### Task requirements:
Write out all the entries word for word and omit any pictures.

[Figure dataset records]
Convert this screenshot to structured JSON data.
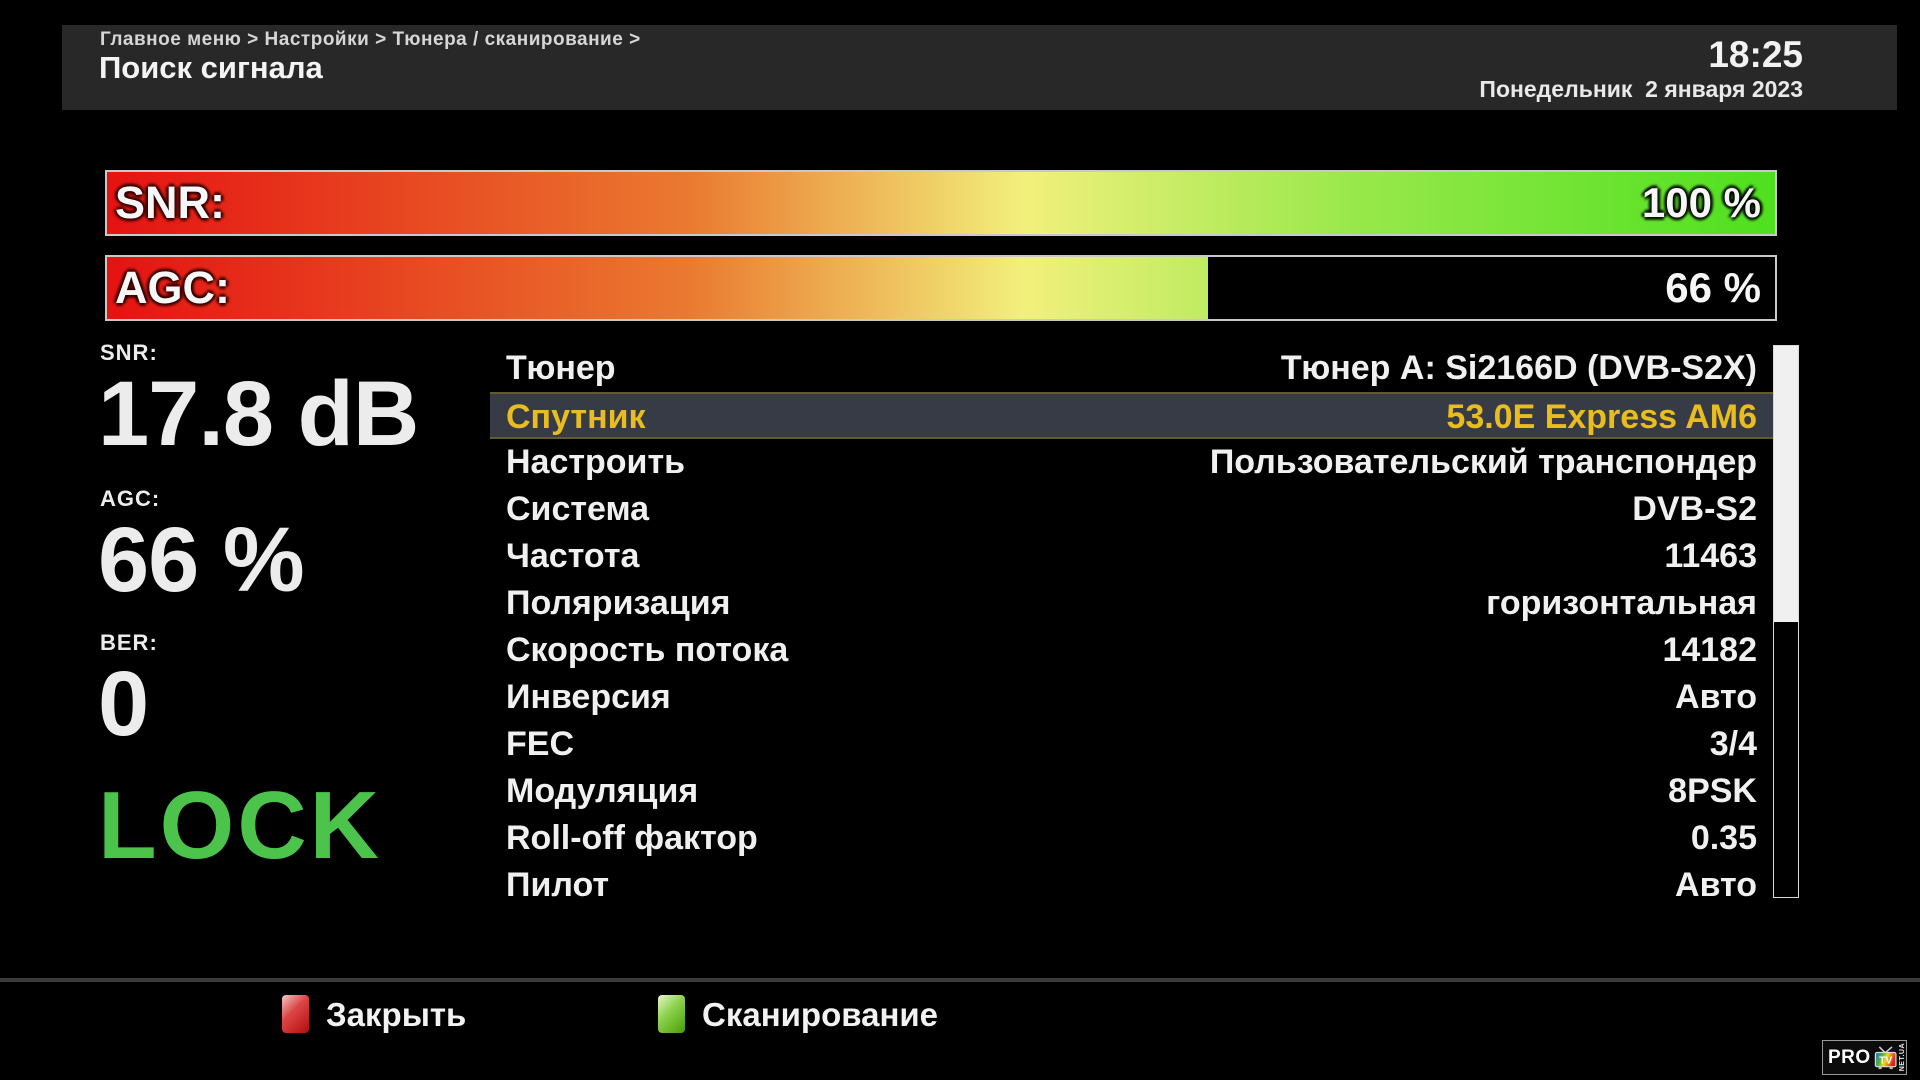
{
  "header": {
    "breadcrumb": "Главное меню > Настройки > Тюнера / сканирование >",
    "title": "Поиск сигнала",
    "time": "18:25",
    "date": "Понедельник  2 января 2023"
  },
  "signal_bars": {
    "snr": {
      "label": "SNR:",
      "value": "100 %",
      "percent": 100
    },
    "agc": {
      "label": "AGC:",
      "value": "66 %",
      "percent": 66
    }
  },
  "metrics": {
    "snr_label": "SNR:",
    "snr_value": "17.8 dB",
    "agc_label": "AGC:",
    "agc_value": "66 %",
    "ber_label": "BER:",
    "ber_value": "0",
    "lock": "LOCK"
  },
  "menu": {
    "rows": [
      {
        "label": "Тюнер",
        "value": "Тюнер А: Si2166D (DVB-S2X)",
        "selected": false
      },
      {
        "label": "Спутник",
        "value": "53.0E Express AM6",
        "selected": true
      },
      {
        "label": "Настроить",
        "value": "Пользовательский транспондер",
        "selected": false
      },
      {
        "label": "Система",
        "value": "DVB-S2",
        "selected": false
      },
      {
        "label": "Частота",
        "value": "11463",
        "selected": false
      },
      {
        "label": "Поляризация",
        "value": "горизонтальная",
        "selected": false
      },
      {
        "label": "Скорость потока",
        "value": "14182",
        "selected": false
      },
      {
        "label": "Инверсия",
        "value": "Авто",
        "selected": false
      },
      {
        "label": "FEC",
        "value": "3/4",
        "selected": false
      },
      {
        "label": "Модуляция",
        "value": "8PSK",
        "selected": false
      },
      {
        "label": "Roll-off фактор",
        "value": "0.35",
        "selected": false
      },
      {
        "label": "Пилот",
        "value": "Авто",
        "selected": false
      }
    ]
  },
  "footer": {
    "close_label": "Закрыть",
    "scan_label": "Сканирование"
  },
  "logo": {
    "pro": "PRO",
    "tv": "TV",
    "suffix": "NET.UA"
  },
  "colors": {
    "selected_text": "#e9bd1d",
    "selected_bg": "#373b46",
    "lock_green": "#4cc44c",
    "gradient_red": "#e51212",
    "gradient_green": "#4ee01e",
    "red_key": "#b40c0c",
    "green_key": "#459e07"
  }
}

### Task answer:
Convert this screenshot to structured JSON data.
{
  "header": {
    "breadcrumb": "Главное меню > Настройки > Тюнера / сканирование >",
    "title": "Поиск сигнала",
    "time": "18:25",
    "date": "Понедельник  2 января 2023"
  },
  "signal_bars": {
    "snr": {
      "label": "SNR:",
      "value": "100 %",
      "percent": 100
    },
    "agc": {
      "label": "AGC:",
      "value": "66 %",
      "percent": 66
    }
  },
  "metrics": {
    "snr_label": "SNR:",
    "snr_value": "17.8 dB",
    "agc_label": "AGC:",
    "agc_value": "66 %",
    "ber_label": "BER:",
    "ber_value": "0",
    "lock": "LOCK"
  },
  "menu": {
    "rows": [
      {
        "label": "Тюнер",
        "value": "Тюнер А: Si2166D (DVB-S2X)",
        "selected": false
      },
      {
        "label": "Спутник",
        "value": "53.0E Express AM6",
        "selected": true
      },
      {
        "label": "Настроить",
        "value": "Пользовательский транспондер",
        "selected": false
      },
      {
        "label": "Система",
        "value": "DVB-S2",
        "selected": false
      },
      {
        "label": "Частота",
        "value": "11463",
        "selected": false
      },
      {
        "label": "Поляризация",
        "value": "горизонтальная",
        "selected": false
      },
      {
        "label": "Скорость потока",
        "value": "14182",
        "selected": false
      },
      {
        "label": "Инверсия",
        "value": "Авто",
        "selected": false
      },
      {
        "label": "FEC",
        "value": "3/4",
        "selected": false
      },
      {
        "label": "Модуляция",
        "value": "8PSK",
        "selected": false
      },
      {
        "label": "Roll-off фактор",
        "value": "0.35",
        "selected": false
      },
      {
        "label": "Пилот",
        "value": "Авто",
        "selected": false
      }
    ]
  },
  "footer": {
    "close_label": "Закрыть",
    "scan_label": "Сканирование"
  },
  "logo": {
    "pro": "PRO",
    "tv": "TV",
    "suffix": "NET.UA"
  },
  "colors": {
    "selected_text": "#e9bd1d",
    "selected_bg": "#373b46",
    "lock_green": "#4cc44c",
    "gradient_red": "#e51212",
    "gradient_green": "#4ee01e",
    "red_key": "#b40c0c",
    "green_key": "#459e07"
  }
}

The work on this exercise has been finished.